Task objective:
Exactly as written, retype the listing below, omitting the pictures.

----------

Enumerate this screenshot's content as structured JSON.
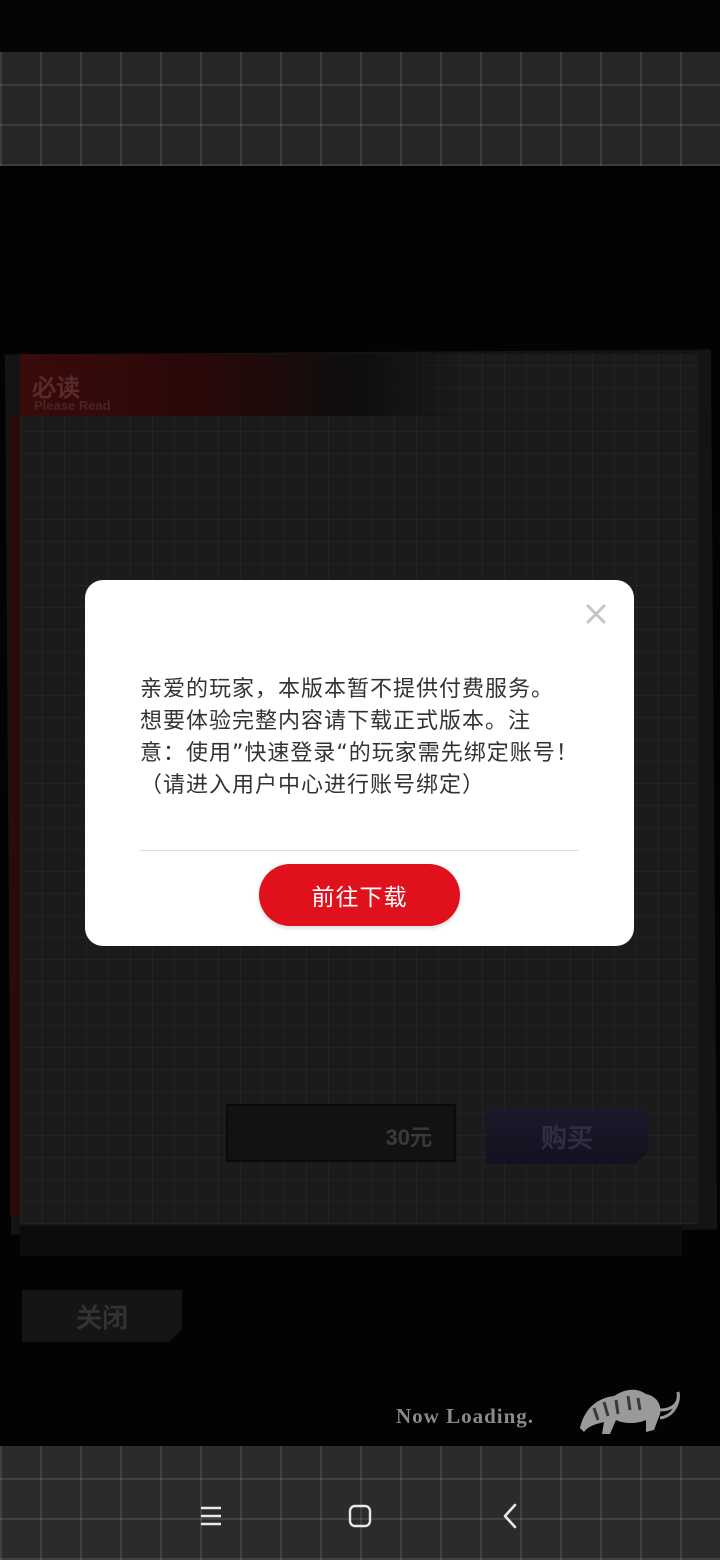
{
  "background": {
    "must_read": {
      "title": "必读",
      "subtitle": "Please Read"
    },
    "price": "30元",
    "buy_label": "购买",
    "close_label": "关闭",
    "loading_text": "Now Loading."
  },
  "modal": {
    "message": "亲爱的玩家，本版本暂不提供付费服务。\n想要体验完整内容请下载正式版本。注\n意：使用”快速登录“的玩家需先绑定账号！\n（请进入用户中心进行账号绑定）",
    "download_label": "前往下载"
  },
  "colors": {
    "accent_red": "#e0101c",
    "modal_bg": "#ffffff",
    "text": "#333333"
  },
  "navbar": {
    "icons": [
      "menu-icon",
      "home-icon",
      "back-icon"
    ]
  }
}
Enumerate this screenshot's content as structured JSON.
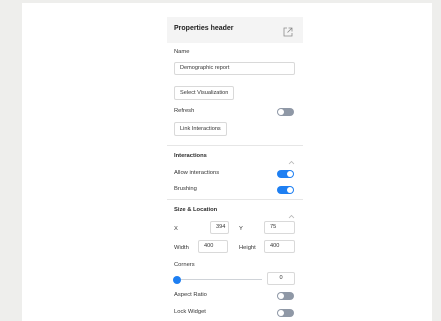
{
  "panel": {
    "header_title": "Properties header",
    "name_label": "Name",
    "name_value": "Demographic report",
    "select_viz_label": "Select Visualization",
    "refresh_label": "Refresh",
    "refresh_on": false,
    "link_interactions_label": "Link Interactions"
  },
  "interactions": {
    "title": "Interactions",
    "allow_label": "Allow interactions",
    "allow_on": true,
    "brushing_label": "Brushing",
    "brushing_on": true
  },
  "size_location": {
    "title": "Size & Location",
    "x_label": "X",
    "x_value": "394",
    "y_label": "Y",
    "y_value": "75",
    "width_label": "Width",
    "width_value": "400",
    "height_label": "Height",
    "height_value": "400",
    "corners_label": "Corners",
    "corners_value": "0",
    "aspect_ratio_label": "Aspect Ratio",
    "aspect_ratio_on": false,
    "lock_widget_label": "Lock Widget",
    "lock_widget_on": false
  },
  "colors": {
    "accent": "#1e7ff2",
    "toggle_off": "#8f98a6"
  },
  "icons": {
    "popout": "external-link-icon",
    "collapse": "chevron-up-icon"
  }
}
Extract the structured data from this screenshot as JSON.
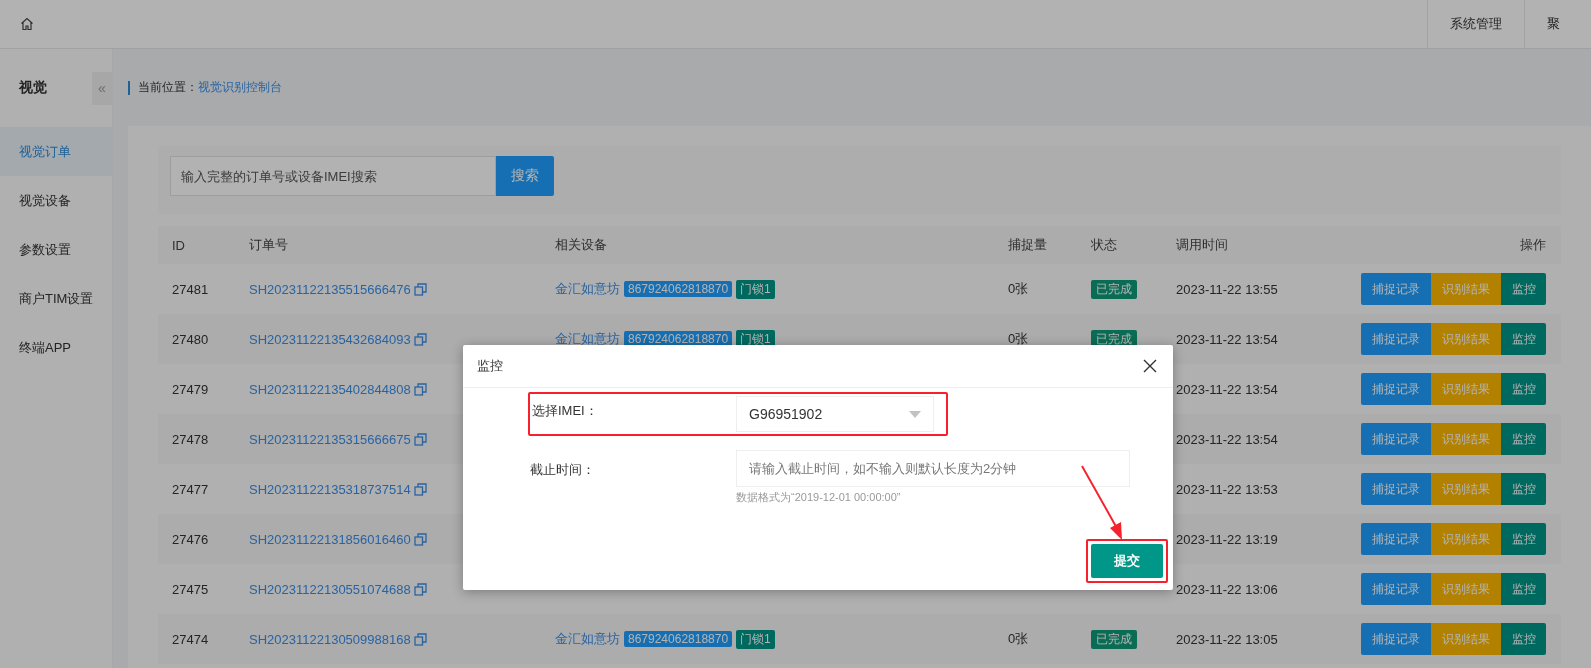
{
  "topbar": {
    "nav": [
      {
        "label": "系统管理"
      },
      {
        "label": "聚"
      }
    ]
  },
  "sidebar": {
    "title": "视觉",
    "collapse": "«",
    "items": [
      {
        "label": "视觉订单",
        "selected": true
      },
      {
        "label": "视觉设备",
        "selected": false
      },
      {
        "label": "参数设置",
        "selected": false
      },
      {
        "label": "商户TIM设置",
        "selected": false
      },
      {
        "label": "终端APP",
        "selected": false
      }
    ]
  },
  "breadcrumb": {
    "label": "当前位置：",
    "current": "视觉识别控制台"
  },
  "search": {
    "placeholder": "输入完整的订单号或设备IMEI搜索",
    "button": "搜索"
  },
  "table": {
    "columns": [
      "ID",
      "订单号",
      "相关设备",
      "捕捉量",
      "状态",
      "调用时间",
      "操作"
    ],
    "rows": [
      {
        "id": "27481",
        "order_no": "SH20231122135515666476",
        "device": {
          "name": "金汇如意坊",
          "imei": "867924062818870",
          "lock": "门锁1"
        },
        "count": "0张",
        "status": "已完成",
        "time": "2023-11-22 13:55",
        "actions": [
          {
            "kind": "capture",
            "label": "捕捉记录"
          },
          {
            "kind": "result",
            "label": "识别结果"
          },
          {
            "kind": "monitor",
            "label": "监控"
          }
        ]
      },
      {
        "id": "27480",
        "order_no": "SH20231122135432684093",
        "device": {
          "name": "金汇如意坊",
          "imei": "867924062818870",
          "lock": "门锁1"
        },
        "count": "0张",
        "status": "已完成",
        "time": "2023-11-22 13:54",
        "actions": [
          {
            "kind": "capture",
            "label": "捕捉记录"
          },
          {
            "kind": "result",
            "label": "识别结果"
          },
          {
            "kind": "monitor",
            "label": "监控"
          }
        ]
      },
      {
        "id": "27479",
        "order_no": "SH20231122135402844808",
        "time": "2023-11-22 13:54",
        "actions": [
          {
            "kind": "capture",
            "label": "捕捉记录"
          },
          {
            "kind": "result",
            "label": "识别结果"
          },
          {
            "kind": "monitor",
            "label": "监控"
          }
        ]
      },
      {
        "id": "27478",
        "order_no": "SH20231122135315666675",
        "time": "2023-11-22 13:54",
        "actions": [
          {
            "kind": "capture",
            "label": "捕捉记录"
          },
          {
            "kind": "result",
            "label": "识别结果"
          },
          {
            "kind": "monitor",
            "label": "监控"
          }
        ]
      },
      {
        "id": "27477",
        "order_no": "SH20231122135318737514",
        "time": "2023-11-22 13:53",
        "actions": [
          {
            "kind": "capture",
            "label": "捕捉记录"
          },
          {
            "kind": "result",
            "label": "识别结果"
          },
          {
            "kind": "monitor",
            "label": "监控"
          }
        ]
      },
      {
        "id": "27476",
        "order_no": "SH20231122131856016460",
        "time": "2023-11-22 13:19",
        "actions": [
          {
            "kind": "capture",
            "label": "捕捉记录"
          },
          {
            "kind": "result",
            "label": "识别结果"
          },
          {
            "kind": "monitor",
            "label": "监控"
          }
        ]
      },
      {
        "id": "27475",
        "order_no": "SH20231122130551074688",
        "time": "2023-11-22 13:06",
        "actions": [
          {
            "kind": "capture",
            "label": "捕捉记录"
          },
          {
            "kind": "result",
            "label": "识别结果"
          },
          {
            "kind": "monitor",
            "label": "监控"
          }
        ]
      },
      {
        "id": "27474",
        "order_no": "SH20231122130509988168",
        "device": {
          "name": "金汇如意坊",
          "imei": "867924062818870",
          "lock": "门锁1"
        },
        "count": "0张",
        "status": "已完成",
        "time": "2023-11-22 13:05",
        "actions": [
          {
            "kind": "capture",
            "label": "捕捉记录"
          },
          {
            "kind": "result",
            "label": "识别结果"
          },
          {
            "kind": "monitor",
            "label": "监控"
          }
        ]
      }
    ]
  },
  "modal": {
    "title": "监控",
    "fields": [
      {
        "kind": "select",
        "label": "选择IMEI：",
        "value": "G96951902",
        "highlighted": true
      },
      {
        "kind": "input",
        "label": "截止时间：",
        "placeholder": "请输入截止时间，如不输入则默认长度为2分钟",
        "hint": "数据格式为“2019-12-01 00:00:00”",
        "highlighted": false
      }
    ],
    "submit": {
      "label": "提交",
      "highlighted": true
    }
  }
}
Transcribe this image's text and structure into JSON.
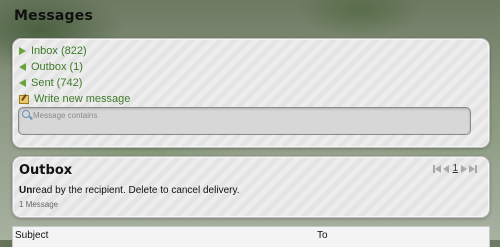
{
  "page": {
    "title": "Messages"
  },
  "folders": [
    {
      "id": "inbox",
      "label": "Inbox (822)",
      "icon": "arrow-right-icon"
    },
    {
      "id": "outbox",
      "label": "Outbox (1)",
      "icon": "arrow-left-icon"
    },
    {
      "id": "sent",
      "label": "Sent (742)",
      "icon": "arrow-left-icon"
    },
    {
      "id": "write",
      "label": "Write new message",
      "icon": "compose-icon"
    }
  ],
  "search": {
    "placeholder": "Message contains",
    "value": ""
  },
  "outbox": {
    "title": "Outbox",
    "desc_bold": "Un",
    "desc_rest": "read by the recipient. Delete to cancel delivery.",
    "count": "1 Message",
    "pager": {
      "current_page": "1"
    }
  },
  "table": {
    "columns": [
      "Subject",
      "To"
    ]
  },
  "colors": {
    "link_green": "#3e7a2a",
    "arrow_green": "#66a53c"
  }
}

----------

Task answer:
Enumerate this screenshot's content as structured JSON.
{
  "background": {
    "must_read": {
      "title": "必读",
      "subtitle": "Please Read"
    },
    "price": "30元",
    "buy_label": "购买",
    "close_label": "关闭",
    "loading_text": "Now Loading."
  },
  "modal": {
    "message": "亲爱的玩家，本版本暂不提供付费服务。\n想要体验完整内容请下载正式版本。注\n意：使用”快速登录“的玩家需先绑定账号！\n（请进入用户中心进行账号绑定）",
    "download_label": "前往下载"
  },
  "colors": {
    "accent_red": "#e0101c",
    "modal_bg": "#ffffff",
    "text": "#333333"
  },
  "navbar": {
    "icons": [
      "menu-icon",
      "home-icon",
      "back-icon"
    ]
  }
}
Enumerate this screenshot's content as structured JSON.
{
  "panel": {
    "header_title": "Properties header",
    "name_label": "Name",
    "name_value": "Demographic report",
    "select_viz_label": "Select Visualization",
    "refresh_label": "Refresh",
    "refresh_on": false,
    "link_interactions_label": "Link Interactions"
  },
  "interactions": {
    "title": "Interactions",
    "allow_label": "Allow interactions",
    "allow_on": true,
    "brushing_label": "Brushing",
    "brushing_on": true
  },
  "size_location": {
    "title": "Size & Location",
    "x_label": "X",
    "x_value": "394",
    "y_label": "Y",
    "y_value": "75",
    "width_label": "Width",
    "width_value": "400",
    "height_label": "Height",
    "height_value": "400",
    "corners_label": "Corners",
    "corners_value": "0",
    "aspect_ratio_label": "Aspect Ratio",
    "aspect_ratio_on": false,
    "lock_widget_label": "Lock Widget",
    "lock_widget_on": false
  },
  "colors": {
    "accent": "#1e7ff2",
    "toggle_off": "#8f98a6"
  },
  "icons": {
    "popout": "external-link-icon",
    "collapse": "chevron-up-icon"
  }
}
Extract the structured data from this screenshot as JSON.
{
  "topbar": {
    "nav": [
      {
        "label": "系统管理"
      },
      {
        "label": "聚"
      }
    ]
  },
  "sidebar": {
    "title": "视觉",
    "collapse": "«",
    "items": [
      {
        "label": "视觉订单",
        "selected": true
      },
      {
        "label": "视觉设备",
        "selected": false
      },
      {
        "label": "参数设置",
        "selected": false
      },
      {
        "label": "商户TIM设置",
        "selected": false
      },
      {
        "label": "终端APP",
        "selected": false
      }
    ]
  },
  "breadcrumb": {
    "label": "当前位置：",
    "current": "视觉识别控制台"
  },
  "search": {
    "placeholder": "输入完整的订单号或设备IMEI搜索",
    "button": "搜索"
  },
  "table": {
    "columns": [
      "ID",
      "订单号",
      "相关设备",
      "捕捉量",
      "状态",
      "调用时间",
      "操作"
    ],
    "rows": [
      {
        "id": "27481",
        "order_no": "SH20231122135515666476",
        "device": {
          "name": "金汇如意坊",
          "imei": "867924062818870",
          "lock": "门锁1"
        },
        "count": "0张",
        "status": "已完成",
        "time": "2023-11-22 13:55",
        "actions": [
          {
            "kind": "capture",
            "label": "捕捉记录"
          },
          {
            "kind": "result",
            "label": "识别结果"
          },
          {
            "kind": "monitor",
            "label": "监控"
          }
        ]
      },
      {
        "id": "27480",
        "order_no": "SH20231122135432684093",
        "device": {
          "name": "金汇如意坊",
          "imei": "867924062818870",
          "lock": "门锁1"
        },
        "count": "0张",
        "status": "已完成",
        "time": "2023-11-22 13:54",
        "actions": [
          {
            "kind": "capture",
            "label": "捕捉记录"
          },
          {
            "kind": "result",
            "label": "识别结果"
          },
          {
            "kind": "monitor",
            "label": "监控"
          }
        ]
      },
      {
        "id": "27479",
        "order_no": "SH20231122135402844808",
        "time": "2023-11-22 13:54",
        "actions": [
          {
            "kind": "capture",
            "label": "捕捉记录"
          },
          {
            "kind": "result",
            "label": "识别结果"
          },
          {
            "kind": "monitor",
            "label": "监控"
          }
        ]
      },
      {
        "id": "27478",
        "order_no": "SH20231122135315666675",
        "time": "2023-11-22 13:54",
        "actions": [
          {
            "kind": "capture",
            "label": "捕捉记录"
          },
          {
            "kind": "result",
            "label": "识别结果"
          },
          {
            "kind": "monitor",
            "label": "监控"
          }
        ]
      },
      {
        "id": "27477",
        "order_no": "SH20231122135318737514",
        "time": "2023-11-22 13:53",
        "actions": [
          {
            "kind": "capture",
            "label": "捕捉记录"
          },
          {
            "kind": "result",
            "label": "识别结果"
          },
          {
            "kind": "monitor",
            "label": "监控"
          }
        ]
      },
      {
        "id": "27476",
        "order_no": "SH20231122131856016460",
        "time": "2023-11-22 13:19",
        "actions": [
          {
            "kind": "capture",
            "label": "捕捉记录"
          },
          {
            "kind": "result",
            "label": "识别结果"
          },
          {
            "kind": "monitor",
            "label": "监控"
          }
        ]
      },
      {
        "id": "27475",
        "order_no": "SH20231122130551074688",
        "time": "2023-11-22 13:06",
        "actions": [
          {
            "kind": "capture",
            "label": "捕捉记录"
          },
          {
            "kind": "result",
            "label": "识别结果"
          },
          {
            "kind": "monitor",
            "label": "监控"
          }
        ]
      },
      {
        "id": "27474",
        "order_no": "SH20231122130509988168",
        "device": {
          "name": "金汇如意坊",
          "imei": "867924062818870",
          "lock": "门锁1"
        },
        "count": "0张",
        "status": "已完成",
        "time": "2023-11-22 13:05",
        "actions": [
          {
            "kind": "capture",
            "label": "捕捉记录"
          },
          {
            "kind": "result",
            "label": "识别结果"
          },
          {
            "kind": "monitor",
            "label": "监控"
          }
        ]
      }
    ]
  },
  "modal": {
    "title": "监控",
    "fields": [
      {
        "kind": "select",
        "label": "选择IMEI：",
        "value": "G96951902",
        "highlighted": true
      },
      {
        "kind": "input",
        "label": "截止时间：",
        "placeholder": "请输入截止时间，如不输入则默认长度为2分钟",
        "hint": "数据格式为“2019-12-01 00:00:00”",
        "highlighted": false
      }
    ],
    "submit": {
      "label": "提交",
      "highlighted": true
    }
  }
}
Transcribe this image's text and structure into JSON.
{
  "page": {
    "title": "Messages"
  },
  "folders": [
    {
      "id": "inbox",
      "label": "Inbox (822)",
      "icon": "arrow-right-icon"
    },
    {
      "id": "outbox",
      "label": "Outbox (1)",
      "icon": "arrow-left-icon"
    },
    {
      "id": "sent",
      "label": "Sent (742)",
      "icon": "arrow-left-icon"
    },
    {
      "id": "write",
      "label": "Write new message",
      "icon": "compose-icon"
    }
  ],
  "search": {
    "placeholder": "Message contains",
    "value": ""
  },
  "outbox": {
    "title": "Outbox",
    "desc_bold": "Un",
    "desc_rest": "read by the recipient. Delete to cancel delivery.",
    "count": "1 Message",
    "pager": {
      "current_page": "1"
    }
  },
  "table": {
    "columns": [
      "Subject",
      "To"
    ]
  },
  "colors": {
    "link_green": "#3e7a2a",
    "arrow_green": "#66a53c"
  }
}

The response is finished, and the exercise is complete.